- [CHALLENGE]: Determine which lines contain the word "Early", then copy those lines.

______________________________

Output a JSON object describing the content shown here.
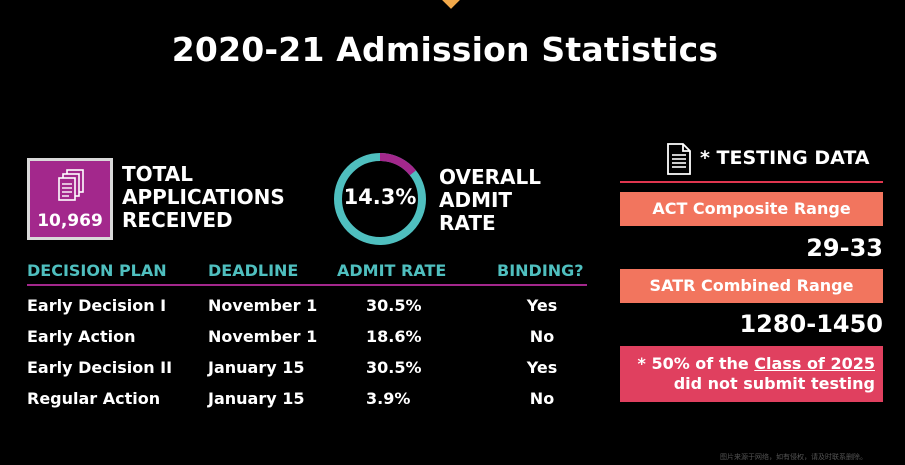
{
  "title": "2020-21 Admission Statistics",
  "applications": {
    "value": "10,969",
    "label_lines": [
      "TOTAL",
      "APPLICATIONS",
      "RECEIVED"
    ],
    "box_color": "#a3288c",
    "icon": "documents-icon"
  },
  "admit_rate": {
    "value": "14.3%",
    "fraction": 0.143,
    "label_lines": [
      "OVERALL",
      "ADMIT",
      "RATE"
    ],
    "ring_color": "#4fbfbf",
    "segment_color": "#a3288c"
  },
  "plans": {
    "headers": [
      "DECISION PLAN",
      "DEADLINE",
      "ADMIT RATE",
      "BINDING?"
    ],
    "rows": [
      [
        "Early Decision I",
        "November 1",
        "30.5%",
        "Yes"
      ],
      [
        "Early Action",
        "November 1",
        "18.6%",
        "No"
      ],
      [
        "Early Decision II",
        "January 15",
        "30.5%",
        "Yes"
      ],
      [
        "Regular Action",
        "January 15",
        "3.9%",
        "No"
      ]
    ]
  },
  "testing": {
    "title": "* TESTING DATA",
    "icon": "document-icon",
    "act_label": "ACT Composite Range",
    "act_range": "29-33",
    "sat_label": "SATR Combined Range",
    "sat_range": "1280-1450",
    "note_prefix": "* 50% of the ",
    "note_link": "Class of 2025",
    "note_suffix": "did not submit testing"
  },
  "footer": "图片来源于网络，如有侵权，请及时联系删除。",
  "colors": {
    "background": "#000000",
    "teal": "#4fbfbf",
    "magenta": "#a3288c",
    "salmon": "#f2755e",
    "pink": "#e0405f"
  }
}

______________________________

- [CORRECT RESPONSE]:
        "Early Decision I",
        "Early Action",
        "Early Decision II",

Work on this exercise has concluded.